Given information
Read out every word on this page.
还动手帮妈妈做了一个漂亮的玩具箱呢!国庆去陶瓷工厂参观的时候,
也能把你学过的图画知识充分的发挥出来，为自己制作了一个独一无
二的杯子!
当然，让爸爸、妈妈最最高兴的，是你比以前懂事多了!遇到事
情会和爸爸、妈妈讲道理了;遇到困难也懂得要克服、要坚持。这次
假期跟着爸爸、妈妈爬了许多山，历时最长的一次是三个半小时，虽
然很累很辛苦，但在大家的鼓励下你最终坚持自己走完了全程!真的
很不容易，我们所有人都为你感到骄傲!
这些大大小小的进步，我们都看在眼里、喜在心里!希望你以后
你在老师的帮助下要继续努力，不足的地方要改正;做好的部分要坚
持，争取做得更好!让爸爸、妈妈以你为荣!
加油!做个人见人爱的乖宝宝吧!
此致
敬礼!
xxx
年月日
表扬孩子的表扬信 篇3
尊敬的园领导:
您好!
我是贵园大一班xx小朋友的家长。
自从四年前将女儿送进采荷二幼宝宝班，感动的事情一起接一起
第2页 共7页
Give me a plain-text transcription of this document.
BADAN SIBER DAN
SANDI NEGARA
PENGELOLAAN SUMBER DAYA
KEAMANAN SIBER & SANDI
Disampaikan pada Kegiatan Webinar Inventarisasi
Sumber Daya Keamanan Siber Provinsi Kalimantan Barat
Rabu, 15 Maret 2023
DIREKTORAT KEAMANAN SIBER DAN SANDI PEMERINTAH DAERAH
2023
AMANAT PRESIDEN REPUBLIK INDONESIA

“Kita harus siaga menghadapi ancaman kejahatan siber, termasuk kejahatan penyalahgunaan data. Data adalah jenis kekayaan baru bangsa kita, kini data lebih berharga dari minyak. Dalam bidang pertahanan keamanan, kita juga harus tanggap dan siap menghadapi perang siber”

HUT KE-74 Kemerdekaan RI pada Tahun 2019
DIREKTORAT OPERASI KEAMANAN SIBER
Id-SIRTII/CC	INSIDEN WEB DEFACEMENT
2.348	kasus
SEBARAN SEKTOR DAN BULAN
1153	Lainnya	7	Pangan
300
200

Work to complete
Say how many lines in the records hold the string "this", and say nothing else.

Answer to the task
2